## START RECORDS SHOWN

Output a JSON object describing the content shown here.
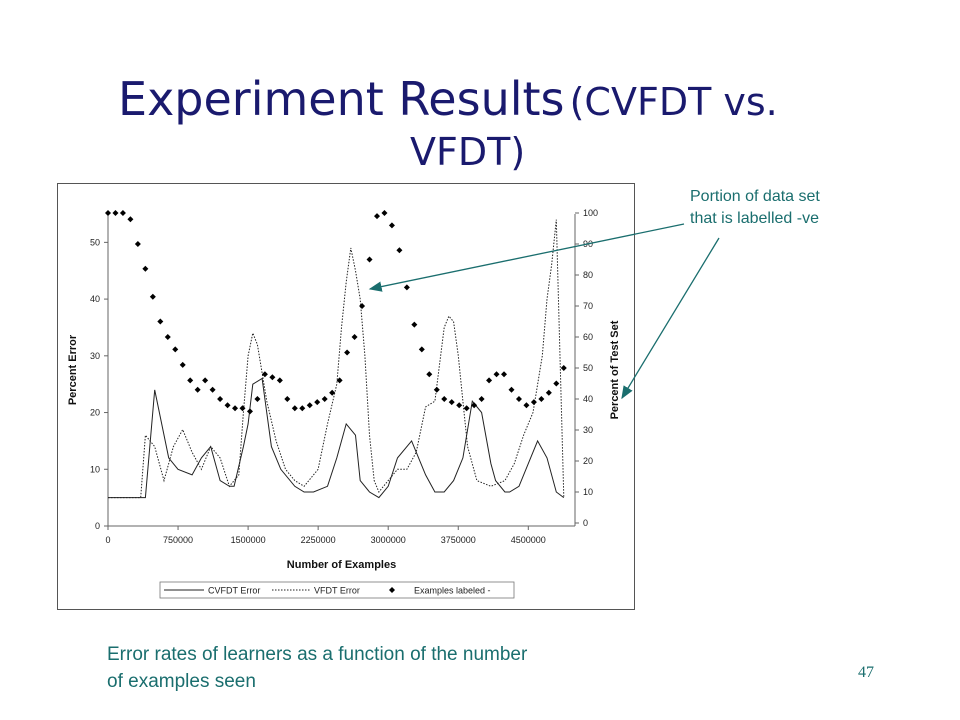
{
  "slide": {
    "title_main": "Experiment Results",
    "title_paren_1": "(CVFDT vs.",
    "title_paren_2": "VFDT)",
    "annotation_line1": "Portion of data set",
    "annotation_line2": "that is labelled -ve",
    "caption_line1": "Error rates of learners as a function of the number",
    "caption_line2": "of examples seen",
    "page_number": "47",
    "title_color": "#1a1a6e",
    "accent_color": "#1a6e6e"
  },
  "chart_data": {
    "type": "line",
    "xlabel": "Number of Examples",
    "ylabel": "Percent Error",
    "y2label": "Percent of Test Set",
    "xlim": [
      0,
      5000000
    ],
    "ylim": [
      0,
      55
    ],
    "y2lim": [
      0,
      100
    ],
    "x_ticks": [
      "0",
      "750000",
      "1500000",
      "2250000",
      "3000000",
      "3750000",
      "4500000"
    ],
    "x_tick_values": [
      0,
      750000,
      1500000,
      2250000,
      3000000,
      3750000,
      4500000
    ],
    "y_ticks": [
      "0",
      "10",
      "20",
      "30",
      "40",
      "50"
    ],
    "y_tick_values": [
      0,
      10,
      20,
      30,
      40,
      50
    ],
    "y2_ticks": [
      "0",
      "10",
      "20",
      "30",
      "40",
      "50",
      "60",
      "70",
      "80",
      "90",
      "100"
    ],
    "y2_tick_values": [
      0,
      10,
      20,
      30,
      40,
      50,
      60,
      70,
      80,
      90,
      100
    ],
    "legend_position": "bottom",
    "series": [
      {
        "name": "CVFDT Error",
        "style": "solid",
        "axis": "left",
        "x": [
          0,
          400000,
          500000,
          650000,
          750000,
          900000,
          1000000,
          1100000,
          1200000,
          1300000,
          1350000,
          1450000,
          1500000,
          1550000,
          1650000,
          1750000,
          1850000,
          2000000,
          2100000,
          2200000,
          2350000,
          2450000,
          2550000,
          2650000,
          2700000,
          2800000,
          2900000,
          3000000,
          3100000,
          3250000,
          3400000,
          3500000,
          3600000,
          3700000,
          3800000,
          3900000,
          4000000,
          4100000,
          4150000,
          4250000,
          4300000,
          4400000,
          4500000,
          4600000,
          4700000,
          4800000,
          4880000
        ],
        "values": [
          5,
          5,
          24,
          12,
          10,
          9,
          12,
          14,
          8,
          7,
          7,
          14,
          18,
          25,
          26,
          14,
          10,
          7,
          6,
          6,
          7,
          12,
          18,
          16,
          8,
          6,
          5,
          7,
          12,
          15,
          9,
          6,
          6,
          8,
          12,
          22,
          20,
          11,
          8,
          6,
          6,
          7,
          11,
          15,
          12,
          6,
          5
        ]
      },
      {
        "name": "VFDT Error",
        "style": "dotted",
        "axis": "left",
        "x": [
          0,
          350000,
          400000,
          500000,
          600000,
          700000,
          800000,
          900000,
          1000000,
          1100000,
          1200000,
          1300000,
          1400000,
          1450000,
          1500000,
          1550000,
          1600000,
          1700000,
          1800000,
          1900000,
          2000000,
          2100000,
          2250000,
          2350000,
          2450000,
          2500000,
          2550000,
          2600000,
          2650000,
          2700000,
          2750000,
          2800000,
          2850000,
          2900000,
          2950000,
          3000000,
          3100000,
          3200000,
          3300000,
          3400000,
          3500000,
          3600000,
          3650000,
          3700000,
          3750000,
          3800000,
          3850000,
          3950000,
          4100000,
          4250000,
          4350000,
          4450000,
          4550000,
          4650000,
          4700000,
          4750000,
          4800000,
          4880000
        ],
        "values": [
          5,
          5,
          16,
          14,
          8,
          14,
          17,
          13,
          10,
          14,
          12,
          7,
          9,
          20,
          30,
          34,
          32,
          22,
          15,
          10,
          8,
          7,
          10,
          18,
          25,
          35,
          43,
          49,
          45,
          40,
          30,
          16,
          8,
          6,
          7,
          8,
          10,
          10,
          13,
          21,
          22,
          35,
          37,
          36,
          30,
          22,
          14,
          8,
          7,
          8,
          11,
          16,
          20,
          30,
          40,
          46,
          54,
          5
        ]
      },
      {
        "name": "Examples labeled -",
        "style": "markers",
        "axis": "right",
        "x": [
          0,
          80000,
          160000,
          240000,
          320000,
          400000,
          480000,
          560000,
          640000,
          720000,
          800000,
          880000,
          960000,
          1040000,
          1120000,
          1200000,
          1280000,
          1360000,
          1440000,
          1520000,
          1600000,
          1680000,
          1760000,
          1840000,
          1920000,
          2000000,
          2080000,
          2160000,
          2240000,
          2320000,
          2400000,
          2480000,
          2560000,
          2640000,
          2720000,
          2800000,
          2880000,
          2960000,
          3040000,
          3120000,
          3200000,
          3280000,
          3360000,
          3440000,
          3520000,
          3600000,
          3680000,
          3760000,
          3840000,
          3920000,
          4000000,
          4080000,
          4160000,
          4240000,
          4320000,
          4400000,
          4480000,
          4560000,
          4640000,
          4720000,
          4800000,
          4880000
        ],
        "values": [
          100,
          100,
          100,
          98,
          90,
          82,
          73,
          65,
          60,
          56,
          51,
          46,
          43,
          46,
          43,
          40,
          38,
          37,
          37,
          36,
          40,
          48,
          47,
          46,
          40,
          37,
          37,
          38,
          39,
          40,
          42,
          46,
          55,
          60,
          70,
          85,
          99,
          100,
          96,
          88,
          76,
          64,
          56,
          48,
          43,
          40,
          39,
          38,
          37,
          38,
          40,
          46,
          48,
          48,
          43,
          40,
          38,
          39,
          40,
          42,
          45,
          50
        ]
      }
    ]
  }
}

## END RECORDS SHOWN

SHORT TASK: Copy every entry word for word, but omit the pictures.

CORRECT RESPONSE:
Output a JSON object describing the content shown here.
{
  "slide": {
    "title_main": "Experiment Results",
    "title_paren_1": "(CVFDT vs.",
    "title_paren_2": "VFDT)",
    "annotation_line1": "Portion of data set",
    "annotation_line2": "that is labelled -ve",
    "caption_line1": "Error rates of learners as a function of the number",
    "caption_line2": "of examples seen",
    "page_number": "47",
    "title_color": "#1a1a6e",
    "accent_color": "#1a6e6e"
  },
  "chart_data": {
    "type": "line",
    "xlabel": "Number of Examples",
    "ylabel": "Percent Error",
    "y2label": "Percent of Test Set",
    "xlim": [
      0,
      5000000
    ],
    "ylim": [
      0,
      55
    ],
    "y2lim": [
      0,
      100
    ],
    "x_ticks": [
      "0",
      "750000",
      "1500000",
      "2250000",
      "3000000",
      "3750000",
      "4500000"
    ],
    "x_tick_values": [
      0,
      750000,
      1500000,
      2250000,
      3000000,
      3750000,
      4500000
    ],
    "y_ticks": [
      "0",
      "10",
      "20",
      "30",
      "40",
      "50"
    ],
    "y_tick_values": [
      0,
      10,
      20,
      30,
      40,
      50
    ],
    "y2_ticks": [
      "0",
      "10",
      "20",
      "30",
      "40",
      "50",
      "60",
      "70",
      "80",
      "90",
      "100"
    ],
    "y2_tick_values": [
      0,
      10,
      20,
      30,
      40,
      50,
      60,
      70,
      80,
      90,
      100
    ],
    "legend_position": "bottom",
    "series": [
      {
        "name": "CVFDT Error",
        "style": "solid",
        "axis": "left",
        "x": [
          0,
          400000,
          500000,
          650000,
          750000,
          900000,
          1000000,
          1100000,
          1200000,
          1300000,
          1350000,
          1450000,
          1500000,
          1550000,
          1650000,
          1750000,
          1850000,
          2000000,
          2100000,
          2200000,
          2350000,
          2450000,
          2550000,
          2650000,
          2700000,
          2800000,
          2900000,
          3000000,
          3100000,
          3250000,
          3400000,
          3500000,
          3600000,
          3700000,
          3800000,
          3900000,
          4000000,
          4100000,
          4150000,
          4250000,
          4300000,
          4400000,
          4500000,
          4600000,
          4700000,
          4800000,
          4880000
        ],
        "values": [
          5,
          5,
          24,
          12,
          10,
          9,
          12,
          14,
          8,
          7,
          7,
          14,
          18,
          25,
          26,
          14,
          10,
          7,
          6,
          6,
          7,
          12,
          18,
          16,
          8,
          6,
          5,
          7,
          12,
          15,
          9,
          6,
          6,
          8,
          12,
          22,
          20,
          11,
          8,
          6,
          6,
          7,
          11,
          15,
          12,
          6,
          5
        ]
      },
      {
        "name": "VFDT Error",
        "style": "dotted",
        "axis": "left",
        "x": [
          0,
          350000,
          400000,
          500000,
          600000,
          700000,
          800000,
          900000,
          1000000,
          1100000,
          1200000,
          1300000,
          1400000,
          1450000,
          1500000,
          1550000,
          1600000,
          1700000,
          1800000,
          1900000,
          2000000,
          2100000,
          2250000,
          2350000,
          2450000,
          2500000,
          2550000,
          2600000,
          2650000,
          2700000,
          2750000,
          2800000,
          2850000,
          2900000,
          2950000,
          3000000,
          3100000,
          3200000,
          3300000,
          3400000,
          3500000,
          3600000,
          3650000,
          3700000,
          3750000,
          3800000,
          3850000,
          3950000,
          4100000,
          4250000,
          4350000,
          4450000,
          4550000,
          4650000,
          4700000,
          4750000,
          4800000,
          4880000
        ],
        "values": [
          5,
          5,
          16,
          14,
          8,
          14,
          17,
          13,
          10,
          14,
          12,
          7,
          9,
          20,
          30,
          34,
          32,
          22,
          15,
          10,
          8,
          7,
          10,
          18,
          25,
          35,
          43,
          49,
          45,
          40,
          30,
          16,
          8,
          6,
          7,
          8,
          10,
          10,
          13,
          21,
          22,
          35,
          37,
          36,
          30,
          22,
          14,
          8,
          7,
          8,
          11,
          16,
          20,
          30,
          40,
          46,
          54,
          5
        ]
      },
      {
        "name": "Examples labeled -",
        "style": "markers",
        "axis": "right",
        "x": [
          0,
          80000,
          160000,
          240000,
          320000,
          400000,
          480000,
          560000,
          640000,
          720000,
          800000,
          880000,
          960000,
          1040000,
          1120000,
          1200000,
          1280000,
          1360000,
          1440000,
          1520000,
          1600000,
          1680000,
          1760000,
          1840000,
          1920000,
          2000000,
          2080000,
          2160000,
          2240000,
          2320000,
          2400000,
          2480000,
          2560000,
          2640000,
          2720000,
          2800000,
          2880000,
          2960000,
          3040000,
          3120000,
          3200000,
          3280000,
          3360000,
          3440000,
          3520000,
          3600000,
          3680000,
          3760000,
          3840000,
          3920000,
          4000000,
          4080000,
          4160000,
          4240000,
          4320000,
          4400000,
          4480000,
          4560000,
          4640000,
          4720000,
          4800000,
          4880000
        ],
        "values": [
          100,
          100,
          100,
          98,
          90,
          82,
          73,
          65,
          60,
          56,
          51,
          46,
          43,
          46,
          43,
          40,
          38,
          37,
          37,
          36,
          40,
          48,
          47,
          46,
          40,
          37,
          37,
          38,
          39,
          40,
          42,
          46,
          55,
          60,
          70,
          85,
          99,
          100,
          96,
          88,
          76,
          64,
          56,
          48,
          43,
          40,
          39,
          38,
          37,
          38,
          40,
          46,
          48,
          48,
          43,
          40,
          38,
          39,
          40,
          42,
          45,
          50
        ]
      }
    ]
  }
}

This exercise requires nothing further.